CASINO MYTH #1
A casino will never be built in Milford. It’s just not going to happen.
THE FACT IS THIS: Foxwoods is currently investing millions of dollars on consultants to design their development and determine the impact of their proposal on Milford. When reporting the amounts being spent by Foxwoods to Selectmen on May 6th, the Shefsky & Froelich attorney emphasized, “It shows they’re serious.”
A good chunk of those millions has been dedicated specifically to strategic communication, public relations, and polling consultants. These funds include some walking-around money to do favors for groups in town to demonstrate what generous neighbors they would be. For months now, Milford’s residents have been inundated with telephone surveys. Now the paid Foxwoods campaign workers are knocking on our doors. The Foxwoods slick and sophisticated marketing campaign is definitely aimed at converting non-believers without providing the full scope of the negative impacts on our residential community.
We CAN stop Foxwoods by voting NO on November 19th. Talk to your family, friends, and neighbors and share your concerns. Working together we can keep Milford Casino Free!
To learn how you can help keep Milford casino free, print and share our “Fifteen Ways You Can Keep Milford Casino Free” fact flyer.
CASINO MYTH #2
Our property values in Milford will all go UP when a casino is built here!

────────────────────────────────────────

§ Exercises:
1. According to the Milford casino flyer, on what date can residents stop Foxwoods by voting no?
2. Please list the types of consultants that the Milford casino flyer says part of the Foxwoods millions went to.
3. Write the next part of the Milford casino flyer, picking up right after its last line.

§ Records shown:

────────────────────────────────────────

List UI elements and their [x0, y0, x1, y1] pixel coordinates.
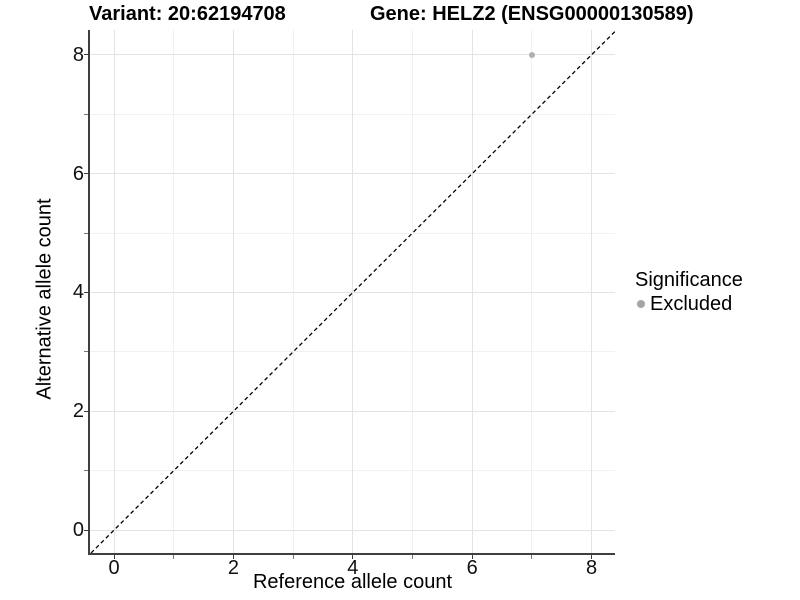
plot-panel: 0 2 4 6 8 0 2 4 6 8 — [73, 30, 615, 579]
x-major-tick — [232, 555, 234, 559]
y-major-gridline — [90, 173, 615, 175]
legend-item-excluded: Excluded — [633, 293, 743, 315]
x-axis-label: Reference allele count — [252, 571, 452, 593]
x-tick-label: 6 — [466, 557, 478, 579]
y-tick-label: 2 — [72, 400, 84, 423]
x-tick-label: 2 — [227, 557, 239, 579]
y-minor-tick — [84, 232, 88, 234]
legend-item-label: Excluded — [650, 293, 733, 315]
gene-title: Gene: HELZ2 (ENSG00000130589) — [370, 3, 694, 25]
x-major-tick — [471, 555, 473, 559]
x-minor-tick — [173, 555, 175, 559]
y-major-gridline — [90, 529, 615, 531]
x-minor-tick — [531, 555, 533, 559]
y-minor-tick — [84, 351, 88, 353]
x-tick-label: 4 — [347, 557, 359, 579]
x-tick-label: 0 — [108, 557, 120, 579]
x-major-tick — [113, 555, 115, 559]
x-minor-tick — [292, 555, 294, 559]
y-major-gridline — [90, 291, 615, 293]
y-major-tick — [84, 173, 88, 175]
y-minor-tick — [84, 113, 88, 115]
x-major-tick — [591, 555, 593, 559]
legend: Significance Excluded — [633, 269, 743, 315]
y-major-tick — [84, 529, 88, 531]
y-major-tick — [84, 291, 88, 293]
legend-point-icon — [637, 300, 645, 308]
y-major-tick — [84, 410, 88, 412]
y-major-tick — [84, 54, 88, 56]
x-tick-label: 8 — [586, 557, 598, 579]
legend-title: Significance — [635, 269, 743, 291]
y-minor-tick — [84, 470, 88, 472]
y-tick-label: 0 — [72, 519, 84, 541]
x-major-tick — [352, 555, 354, 559]
variant-title: Variant: 20:62194708 — [89, 3, 286, 25]
y-major-gridline — [90, 410, 615, 412]
y-tick-label: 4 — [72, 281, 84, 304]
y-tick-label: 6 — [72, 162, 84, 185]
x-minor-tick — [412, 555, 413, 559]
y-major-gridline — [90, 54, 615, 56]
data-point — [528, 51, 535, 58]
y-tick-label: 8 — [72, 43, 84, 66]
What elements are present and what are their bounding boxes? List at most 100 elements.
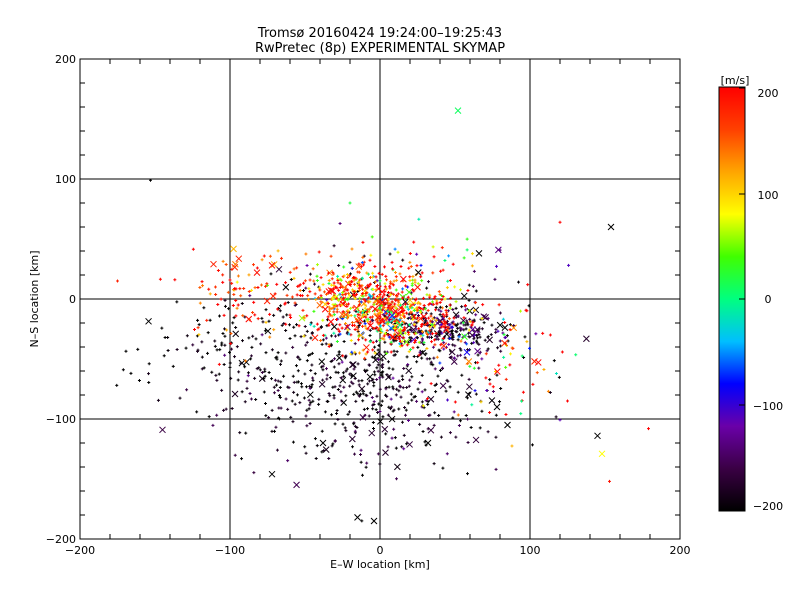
data-point	[363, 303, 367, 307]
data-point	[355, 319, 359, 323]
data-point	[259, 342, 263, 346]
data-point	[310, 351, 314, 355]
data-point	[166, 335, 170, 339]
data-point	[403, 302, 407, 306]
data-point	[469, 425, 473, 429]
data-point	[313, 437, 317, 441]
data-point	[467, 328, 471, 332]
data-point	[407, 350, 411, 354]
data-point	[400, 420, 404, 424]
data-point	[398, 344, 402, 348]
data-point	[442, 325, 446, 329]
data-point	[384, 387, 388, 391]
data-point	[360, 292, 364, 296]
data-point	[418, 350, 422, 354]
data-point	[466, 417, 470, 421]
data-point	[423, 440, 427, 444]
data-point	[415, 360, 419, 364]
data-point	[376, 328, 380, 332]
data-point	[250, 288, 254, 292]
data-point	[396, 250, 400, 254]
data-point	[356, 289, 360, 293]
data-point-x	[357, 331, 365, 339]
data-point	[268, 254, 272, 258]
data-point	[355, 318, 359, 322]
data-point	[406, 419, 410, 423]
data-point	[414, 327, 418, 331]
data-point	[361, 392, 365, 396]
data-point	[442, 341, 446, 345]
data-point	[465, 321, 469, 325]
data-point	[288, 270, 292, 274]
data-point	[394, 315, 398, 319]
data-point	[446, 279, 450, 283]
data-point	[477, 332, 481, 336]
data-point	[448, 303, 452, 307]
data-point	[342, 374, 346, 378]
data-point	[260, 333, 264, 337]
data-point	[324, 367, 328, 371]
data-point	[392, 292, 396, 296]
data-point	[385, 394, 389, 398]
data-point	[510, 346, 514, 350]
data-point	[401, 307, 405, 311]
data-point	[411, 346, 415, 350]
data-point	[453, 400, 457, 404]
data-point	[379, 403, 383, 407]
data-point	[293, 402, 297, 406]
data-point	[466, 323, 470, 327]
data-point	[315, 322, 319, 326]
data-point	[236, 378, 240, 382]
data-point	[398, 272, 402, 276]
data-point	[458, 419, 462, 423]
data-point	[346, 309, 350, 313]
data-point	[370, 395, 374, 399]
data-point	[418, 302, 422, 306]
data-point	[320, 342, 324, 346]
data-point	[359, 265, 363, 269]
data-point-x	[414, 269, 422, 276]
data-point	[560, 350, 564, 354]
data-point	[294, 364, 298, 368]
data-point	[317, 397, 321, 401]
data-point	[321, 283, 325, 287]
data-point	[201, 284, 205, 288]
data-point	[465, 319, 469, 323]
data-point-x	[330, 323, 338, 331]
data-point	[412, 309, 416, 313]
data-point	[344, 369, 348, 373]
data-point	[401, 386, 405, 390]
data-point	[416, 330, 420, 334]
data-point	[247, 289, 251, 293]
data-point	[352, 367, 356, 371]
data-point	[324, 352, 328, 356]
data-point	[519, 309, 523, 313]
data-point	[407, 340, 411, 344]
data-point	[251, 334, 255, 338]
data-point	[499, 349, 503, 353]
data-point	[365, 271, 369, 275]
highlighted-point	[647, 427, 650, 431]
highlighted-point-x	[319, 439, 327, 447]
data-point	[371, 420, 375, 424]
data-point	[369, 305, 373, 309]
data-point-x	[463, 348, 471, 356]
data-point	[263, 329, 267, 333]
data-point	[478, 350, 482, 354]
data-point	[448, 323, 452, 327]
data-point	[362, 263, 366, 267]
data-point	[458, 326, 462, 330]
data-point	[446, 326, 450, 330]
data-point	[351, 288, 355, 292]
data-point	[147, 372, 151, 376]
data-point	[445, 313, 449, 317]
data-point	[344, 354, 348, 358]
data-point	[486, 430, 490, 434]
data-point	[378, 352, 382, 356]
data-point	[426, 333, 430, 337]
data-point	[414, 331, 418, 335]
data-point	[331, 306, 335, 310]
data-point	[235, 345, 239, 349]
data-point	[272, 328, 276, 332]
data-point	[356, 284, 360, 288]
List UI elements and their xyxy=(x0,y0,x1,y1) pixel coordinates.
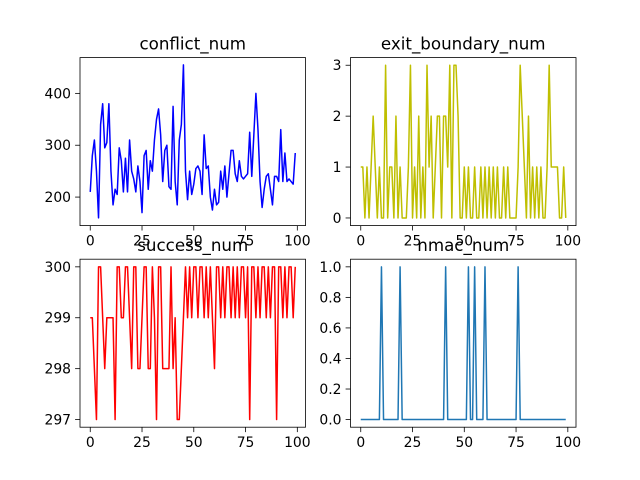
y-tick-label: 400 xyxy=(44,86,71,102)
x-tick-label: 100 xyxy=(555,234,582,250)
x-tick-label: 0 xyxy=(356,234,365,250)
y-tick-label: 0.0 xyxy=(319,413,341,429)
x-tick-label: 25 xyxy=(133,435,151,451)
y-tick-label: 0.6 xyxy=(319,321,341,337)
x-tick-label: 50 xyxy=(185,435,203,451)
y-tick-label: 1.0 xyxy=(319,260,341,276)
y-tick-label: 300 xyxy=(44,260,71,276)
subplot-title: exit_boundary_num xyxy=(381,34,546,55)
x-tick-label: 25 xyxy=(133,234,151,250)
x-tick-label: 0 xyxy=(356,435,365,451)
x-tick-label: 100 xyxy=(555,435,582,451)
axes-frame xyxy=(79,57,306,226)
y-tick-label: 200 xyxy=(44,190,71,206)
x-tick-label: 100 xyxy=(284,435,311,451)
x-tick-label: 0 xyxy=(86,435,95,451)
x-tick-label: 75 xyxy=(237,435,255,451)
y-tick-label: 0 xyxy=(333,211,342,227)
x-tick-label: 75 xyxy=(237,234,255,250)
y-tick-label: 3 xyxy=(333,58,342,74)
y-tick-label: 298 xyxy=(44,362,71,378)
line xyxy=(90,266,296,421)
subplot-title: conflict_num xyxy=(139,34,246,55)
y-tick-label: 300 xyxy=(44,138,71,154)
axes-frame xyxy=(350,57,577,226)
x-tick-label: 50 xyxy=(455,234,473,250)
line xyxy=(360,266,566,421)
subplot-title: success_num xyxy=(137,235,248,256)
x-tick-label: 75 xyxy=(507,234,525,250)
y-tick-label: 0.4 xyxy=(319,351,341,367)
y-tick-label: 1 xyxy=(333,160,342,176)
y-tick-label: 0.2 xyxy=(319,382,341,398)
x-tick-label: 25 xyxy=(404,234,422,250)
x-tick-label: 50 xyxy=(455,435,473,451)
y-tick-label: 2 xyxy=(333,109,342,125)
line xyxy=(89,64,296,219)
x-tick-label: 50 xyxy=(185,234,203,250)
line xyxy=(360,64,567,219)
y-tick-label: 297 xyxy=(44,413,71,429)
subplot-title: nmac_num xyxy=(417,235,509,256)
axes-frame xyxy=(79,258,306,428)
y-tick-label: 0.8 xyxy=(319,290,341,306)
x-tick-label: 75 xyxy=(507,435,525,451)
x-tick-label: 0 xyxy=(86,234,95,250)
axes-frame xyxy=(350,258,577,428)
x-tick-label: 100 xyxy=(284,234,311,250)
y-tick-label: 299 xyxy=(44,311,71,327)
x-tick-label: 25 xyxy=(404,435,422,451)
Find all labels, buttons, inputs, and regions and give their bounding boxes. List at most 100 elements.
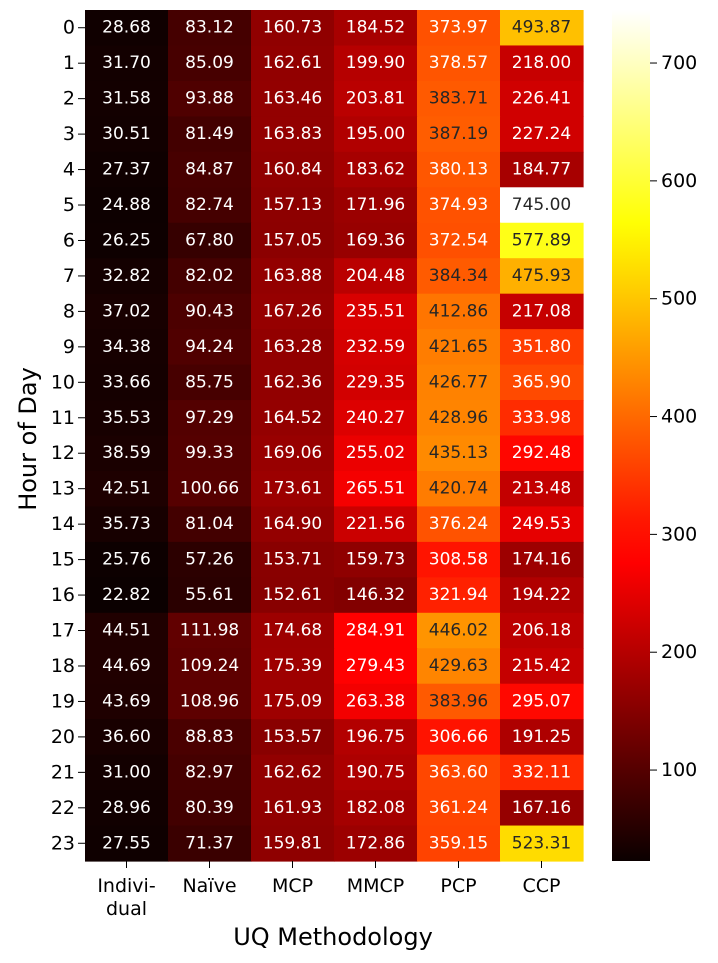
heatmap-cell (417, 151, 501, 188)
heatmap-cell (85, 222, 169, 259)
heatmap-cell (251, 80, 335, 117)
heatmap-cell (251, 116, 335, 153)
heatmap-cell (334, 151, 418, 188)
heatmap-cell (168, 435, 252, 472)
x-tick-labels: Indivi-dual Naïve MCP MMCP PCP CCP (97, 861, 561, 920)
heatmap-cells: 28.68 83.12 160.73 184.52 373.97 493.87 31.70 8… (85, 10, 584, 862)
cell-value-label: 43.69 (102, 691, 151, 711)
heatmap-cell (85, 648, 169, 685)
heatmap-cell (168, 364, 252, 401)
heatmap-cell (85, 116, 169, 153)
heatmap-cell (417, 400, 501, 437)
cell-value-label: 33.66 (102, 372, 151, 392)
heatmap-cell (334, 541, 418, 578)
heatmap-cell (334, 116, 418, 153)
cell-value-label: 108.96 (180, 691, 239, 711)
cell-value-label: 153.57 (263, 727, 322, 747)
heatmap-cell (334, 187, 418, 224)
heatmap-cell (85, 683, 169, 720)
cell-value-label: 374.93 (429, 195, 488, 215)
cell-value-label: 57.26 (185, 550, 234, 570)
heatmap-cell (85, 45, 169, 82)
heatmap-cell (500, 45, 584, 82)
y-tick-label: 4 (63, 159, 75, 181)
heatmap-cell (334, 45, 418, 82)
heatmap-cell (500, 80, 584, 117)
cell-value-label: 435.13 (429, 443, 488, 463)
cell-value-label: 153.71 (263, 550, 322, 570)
cell-value-label: 206.18 (512, 621, 571, 641)
heatmap-cell (251, 10, 335, 47)
cell-value-label: 218.00 (512, 53, 571, 73)
y-tick-label: 7 (63, 265, 75, 287)
heatmap-cell (168, 116, 252, 153)
cell-value-label: 172.86 (346, 833, 405, 853)
heatmap-cell (251, 258, 335, 295)
cell-value-label: 420.74 (429, 479, 488, 499)
heatmap-cell (168, 683, 252, 720)
colorbar-gradient (612, 10, 650, 861)
heatmap-cell (417, 116, 501, 153)
x-axis-title: UQ Methodology (233, 923, 433, 951)
y-tick-label: 8 (63, 300, 75, 322)
heatmap-cell (334, 506, 418, 543)
heatmap-cell (417, 435, 501, 472)
cell-value-label: 184.52 (346, 18, 405, 38)
cell-value-label: 44.51 (102, 621, 151, 641)
cell-value-label: 82.97 (185, 762, 234, 782)
y-tick-label: 18 (51, 655, 75, 677)
cell-value-label: 493.87 (512, 18, 571, 38)
heatmap-cell (168, 648, 252, 685)
colorbar-tick-label: 400 (661, 406, 697, 428)
cell-value-label: 306.66 (429, 727, 488, 747)
heatmap-cell (85, 612, 169, 649)
cell-value-label: 85.75 (185, 372, 234, 392)
cell-value-label: 161.93 (263, 798, 322, 818)
cell-value-label: 204.48 (346, 266, 405, 286)
heatmap-cell (85, 151, 169, 188)
y-tick-label: 17 (51, 620, 75, 642)
cell-value-label: 31.70 (102, 53, 151, 73)
heatmap-cell (500, 825, 584, 862)
cell-value-label: 412.86 (429, 301, 488, 321)
cell-value-label: 384.34 (429, 266, 488, 286)
cell-value-label: 249.53 (512, 514, 571, 534)
heatmap-cell (334, 435, 418, 472)
cell-value-label: 83.12 (185, 18, 234, 38)
cell-value-label: 159.73 (346, 550, 405, 570)
cell-value-label: 71.37 (185, 833, 234, 853)
y-tick-label: 22 (51, 797, 75, 819)
cell-value-label: 31.58 (102, 89, 151, 109)
heatmap-cell (500, 470, 584, 508)
cell-value-label: 203.81 (346, 89, 405, 109)
heatmap-cell (85, 470, 169, 508)
cell-value-label: 159.81 (263, 833, 322, 853)
heatmap-cell (500, 541, 584, 578)
heatmap-cell (334, 790, 418, 827)
x-tick-label: MMCP (347, 875, 405, 897)
heatmap-cell (417, 683, 501, 720)
cell-value-label: 38.59 (102, 443, 151, 463)
heatmap-cell (85, 258, 169, 295)
y-tick-label: 10 (51, 371, 75, 393)
cell-value-label: 235.51 (346, 301, 405, 321)
heatmap-cell (417, 470, 501, 508)
y-tick-label: 15 (51, 549, 75, 571)
cell-value-label: 183.62 (346, 160, 405, 180)
cell-value-label: 94.24 (185, 337, 234, 357)
cell-value-label: 80.39 (185, 798, 234, 818)
heatmap-cell (417, 10, 501, 47)
cell-value-label: 191.25 (512, 727, 571, 747)
heatmap-cell (334, 10, 418, 47)
cell-value-label: 321.94 (429, 585, 488, 605)
colorbar: 100 200 300 400 500 600 700 (612, 10, 697, 861)
heatmap-cell (251, 577, 335, 614)
heatmap-cell (85, 790, 169, 827)
cell-value-label: 42.51 (102, 479, 151, 499)
y-tick-label: 1 (63, 52, 75, 74)
heatmap-cell (500, 364, 584, 401)
y-tick-label: 14 (51, 513, 75, 535)
y-tick-label: 11 (51, 407, 75, 429)
cell-value-label: 27.37 (102, 160, 151, 180)
heatmap-cell (168, 258, 252, 295)
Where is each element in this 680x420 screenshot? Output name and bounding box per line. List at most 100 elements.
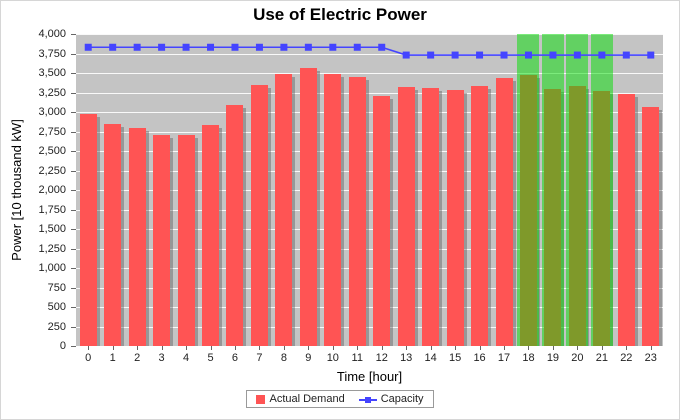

────────────────────────────────────────

§ The answers:
1. November 19th

2. Strategic communication, public relations, and polling consultants.

3.
Already Potential Buyers Are Questioning the Risk of
Buying in Milford.
Here is what buyer Matthew Iandoli said about the prospect:
Out of all the cities and towns in MA, my girlfriend and I thought Milford would be a great location to buy our first home, but we just recently found out it’s the potential site for a casino, so we no longer consider it an option. Even though we viewed four affordable and perfectly located houses in Milford, we believe the future resale value would be negatively impacted if a casino were to be built in the town. Therefore, the financial risk outweighs the positive assets the town has to offer. Furthermore, the increase in traffic due to the casino would make our commute unbearable.
Even Foxwoods Admits the Homes Near the Casino Will Decrease in Value.
Foxwoods Massachusetts President and CEO Scott Butera dismissed concerns that property values would decrease in town when he met with the Milford Board of Selectmen on April 8, 2013, although he later conceded that the property values of homes in close proximity to the casino might drop, “I guess if you’re the house right next to the casino, it might be a little different.”
Right across the street from the proposed casino’s entrance is a neighborhood of 42 single family homes and 45 condominiums. The average home value per residence is $300,000. It is impossible to say exactly how much these property values would decline if the proposed destination resort casino is actually built. It is logical to assume the property values would NOT go up.
And the Massachusetts Gaming Commissioner Also Believes that Property Values Will Go Down.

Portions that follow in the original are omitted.